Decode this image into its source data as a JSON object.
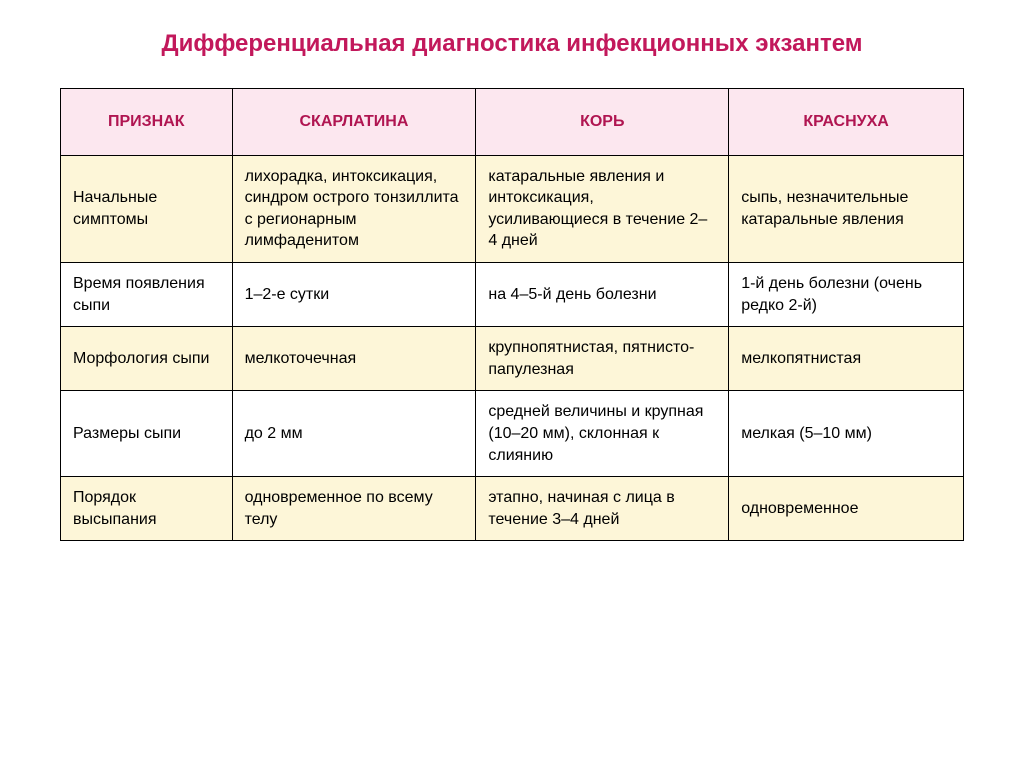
{
  "title": "Дифференциальная диагностика инфекционных экзантем",
  "title_color": "#c2185b",
  "table": {
    "type": "table",
    "border_color": "#000000",
    "header_bg": "#fce7ef",
    "header_text_color": "#b01551",
    "row_alt_bg_shaded": "#fdf6d8",
    "row_alt_bg_plain": "#ffffff",
    "cell_text_color": "#000000",
    "column_widths_pct": [
      19,
      27,
      28,
      26
    ],
    "fontsize_title": 24,
    "fontsize_header": 16,
    "fontsize_cell": 16,
    "columns": [
      "ПРИЗНАК",
      "СКАРЛАТИНА",
      "КОРЬ",
      "КРАСНУХА"
    ],
    "rows": [
      {
        "shaded": true,
        "cells": [
          "Начальные симптомы",
          "лихорадка, интоксикация, синдром острого тонзиллита с регионарным лимфаденитом",
          "катаральные явления и интоксикация, усиливающиеся в течение 2–4 дней",
          "сыпь, незначительные катаральные явления"
        ]
      },
      {
        "shaded": false,
        "cells": [
          "Время появления сыпи",
          "1–2-е сутки",
          "на 4–5-й день болезни",
          "1-й день болезни (очень редко 2-й)"
        ]
      },
      {
        "shaded": true,
        "cells": [
          "Морфология сыпи",
          "мелкоточечная",
          "крупнопятнистая, пятнисто-папулезная",
          "мелкопятнистая"
        ]
      },
      {
        "shaded": false,
        "cells": [
          "Размеры сыпи",
          "до 2 мм",
          "средней величины и крупная (10–20 мм), склонная к слиянию",
          "мелкая (5–10 мм)"
        ]
      },
      {
        "shaded": true,
        "cells": [
          "Порядок высыпания",
          "одновременное по всему телу",
          "этапно, начиная с лица в течение 3–4 дней",
          "одновременное"
        ]
      }
    ]
  }
}
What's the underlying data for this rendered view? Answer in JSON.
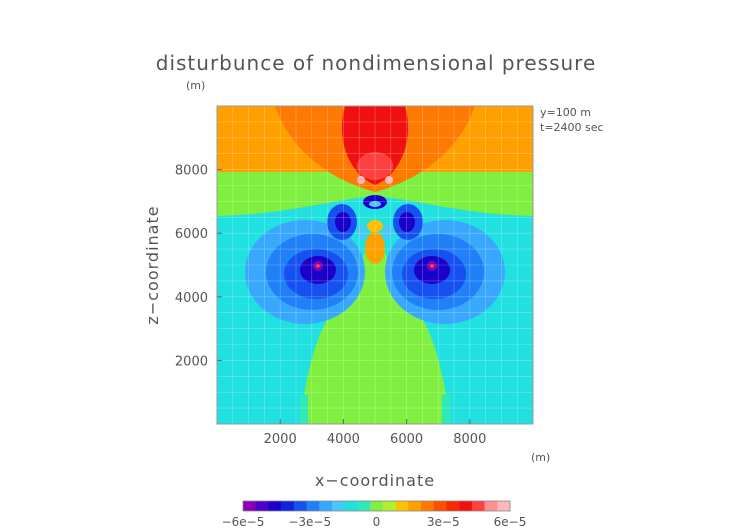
{
  "chart_data": {
    "type": "heatmap",
    "title": "disturbunce of nondimensional pressure",
    "xlabel": "x−coordinate",
    "ylabel": "z−coordinate",
    "x_unit": "(m)",
    "y_unit": "(m)",
    "info_lines": [
      "y=100  m",
      "t=2400  sec"
    ],
    "xlim": [
      0,
      10000
    ],
    "ylim": [
      0,
      10000
    ],
    "x_ticks": [
      2000,
      4000,
      6000,
      8000
    ],
    "y_ticks": [
      2000,
      4000,
      6000,
      8000
    ],
    "grid": true,
    "colorbar": {
      "range": [
        -6e-05,
        6e-05
      ],
      "tick_values": [
        -6e-05,
        -3e-05,
        0,
        3e-05,
        6e-05
      ],
      "tick_labels": [
        "−6e−5",
        "−3e−5",
        "0",
        "3e−5",
        "6e−5"
      ],
      "colors": [
        "#8a00b8",
        "#4e00c8",
        "#1a00c8",
        "#1220e0",
        "#1650f0",
        "#2080f8",
        "#38a8ff",
        "#48c8f8",
        "#20e0e0",
        "#30e8b8",
        "#80f040",
        "#b0f030",
        "#ffc000",
        "#ffa000",
        "#ff7a00",
        "#ff5000",
        "#f82800",
        "#f01010",
        "#ff4040",
        "#ff9090",
        "#ffb8b8"
      ]
    },
    "field_features": [
      {
        "kind": "level",
        "z_min": 9500,
        "z_max": 10000,
        "value": 3e-05
      },
      {
        "kind": "level",
        "z_min": 8000,
        "z_max": 9500,
        "value": 2e-05
      },
      {
        "kind": "level",
        "z_min": 6500,
        "z_max": 8000,
        "value": 5e-06
      },
      {
        "kind": "level",
        "z_min": 0,
        "z_max": 6500,
        "value": -5e-06
      },
      {
        "kind": "low",
        "x": 3250,
        "z": 4900,
        "value": -6e-05
      },
      {
        "kind": "low",
        "x": 6750,
        "z": 4900,
        "value": -6e-05
      },
      {
        "kind": "high",
        "x": 5000,
        "z": 8800,
        "value": 4.5e-05
      },
      {
        "kind": "high",
        "x": 4400,
        "z": 7700,
        "value": 6e-05
      },
      {
        "kind": "high",
        "x": 5600,
        "z": 7700,
        "value": 6e-05
      }
    ]
  }
}
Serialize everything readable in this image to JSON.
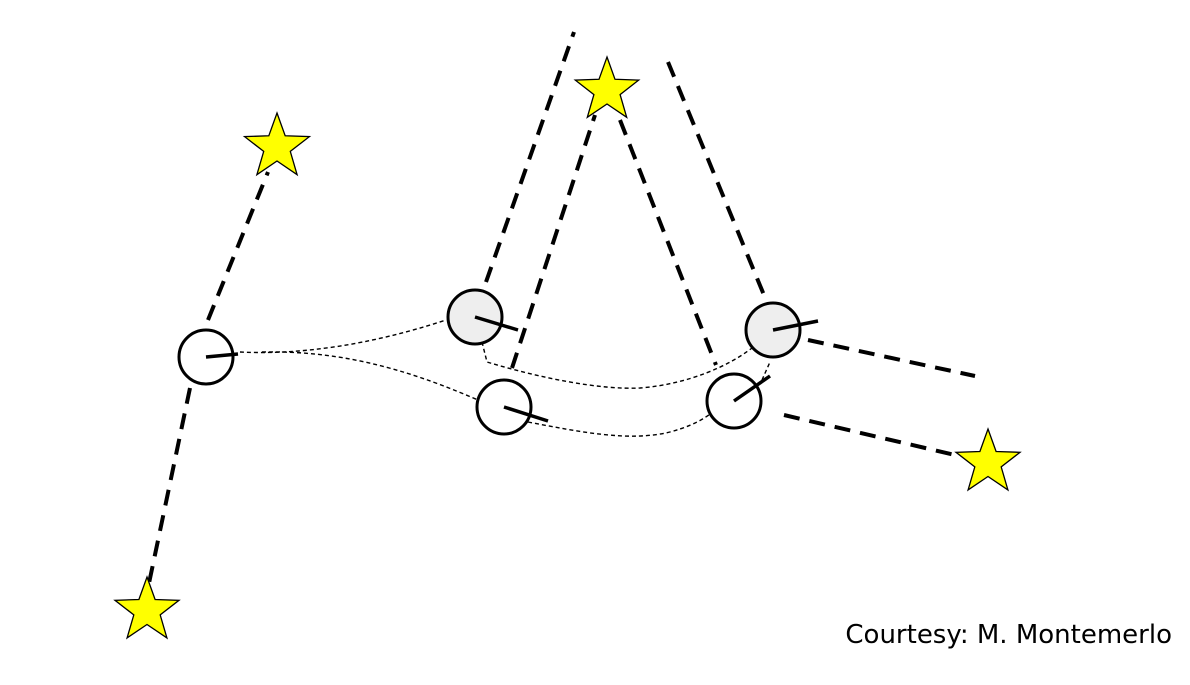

· · · · · · ·

Pictures are excluded; repeat every record exactly.

→ Solution
Decode this image into its source data as a JSON object.
{
  "title": "Дифференциальная диагностика инфекционных экзантем",
  "title_color": "#c2185b",
  "table": {
    "type": "table",
    "border_color": "#000000",
    "header_bg": "#fce7ef",
    "header_text_color": "#b01551",
    "row_alt_bg_shaded": "#fdf6d8",
    "row_alt_bg_plain": "#ffffff",
    "cell_text_color": "#000000",
    "column_widths_pct": [
      19,
      27,
      28,
      26
    ],
    "fontsize_title": 24,
    "fontsize_header": 16,
    "fontsize_cell": 16,
    "columns": [
      "ПРИЗНАК",
      "СКАРЛАТИНА",
      "КОРЬ",
      "КРАСНУХА"
    ],
    "rows": [
      {
        "shaded": true,
        "cells": [
          "Начальные симптомы",
          "лихорадка, интоксикация, синдром острого тонзиллита с регионарным лимфаденитом",
          "катаральные явления и интоксикация, усиливающиеся в течение 2–4 дней",
          "сыпь, незначительные катаральные явления"
        ]
      },
      {
        "shaded": false,
        "cells": [
          "Время появления сыпи",
          "1–2-е сутки",
          "на 4–5-й день болезни",
          "1-й день болезни (очень редко 2-й)"
        ]
      },
      {
        "shaded": true,
        "cells": [
          "Морфология сыпи",
          "мелкоточечная",
          "крупнопятнистая, пятнисто-папулезная",
          "мелкопятнистая"
        ]
      },
      {
        "shaded": false,
        "cells": [
          "Размеры сыпи",
          "до 2 мм",
          "средней величины и крупная (10–20 мм), склонная к слиянию",
          "мелкая (5–10 мм)"
        ]
      },
      {
        "shaded": true,
        "cells": [
          "Порядок высыпания",
          "одновременное по всему телу",
          "этапно, начиная с лица в течение 3–4 дней",
          "одновременное"
        ]
      }
    ]
  }
}
What's the underlying data for this rendered view? Answer in JSON.
{
  "chart_data": {
    "type": "heatmap",
    "title": "disturbunce of nondimensional pressure",
    "xlabel": "x−coordinate",
    "ylabel": "z−coordinate",
    "x_unit": "(m)",
    "y_unit": "(m)",
    "info_lines": [
      "y=100  m",
      "t=2400  sec"
    ],
    "xlim": [
      0,
      10000
    ],
    "ylim": [
      0,
      10000
    ],
    "x_ticks": [
      2000,
      4000,
      6000,
      8000
    ],
    "y_ticks": [
      2000,
      4000,
      6000,
      8000
    ],
    "grid": true,
    "colorbar": {
      "range": [
        -6e-05,
        6e-05
      ],
      "tick_values": [
        -6e-05,
        -3e-05,
        0,
        3e-05,
        6e-05
      ],
      "tick_labels": [
        "−6e−5",
        "−3e−5",
        "0",
        "3e−5",
        "6e−5"
      ],
      "colors": [
        "#8a00b8",
        "#4e00c8",
        "#1a00c8",
        "#1220e0",
        "#1650f0",
        "#2080f8",
        "#38a8ff",
        "#48c8f8",
        "#20e0e0",
        "#30e8b8",
        "#80f040",
        "#b0f030",
        "#ffc000",
        "#ffa000",
        "#ff7a00",
        "#ff5000",
        "#f82800",
        "#f01010",
        "#ff4040",
        "#ff9090",
        "#ffb8b8"
      ]
    },
    "field_features": [
      {
        "kind": "level",
        "z_min": 9500,
        "z_max": 10000,
        "value": 3e-05
      },
      {
        "kind": "level",
        "z_min": 8000,
        "z_max": 9500,
        "value": 2e-05
      },
      {
        "kind": "level",
        "z_min": 6500,
        "z_max": 8000,
        "value": 5e-06
      },
      {
        "kind": "level",
        "z_min": 0,
        "z_max": 6500,
        "value": -5e-06
      },
      {
        "kind": "low",
        "x": 3250,
        "z": 4900,
        "value": -6e-05
      },
      {
        "kind": "low",
        "x": 6750,
        "z": 4900,
        "value": -6e-05
      },
      {
        "kind": "high",
        "x": 5000,
        "z": 8800,
        "value": 4.5e-05
      },
      {
        "kind": "high",
        "x": 4400,
        "z": 7700,
        "value": 6e-05
      },
      {
        "kind": "high",
        "x": 5600,
        "z": 7700,
        "value": 6e-05
      }
    ]
  }
}
Serialize everything readable in this image to JSON.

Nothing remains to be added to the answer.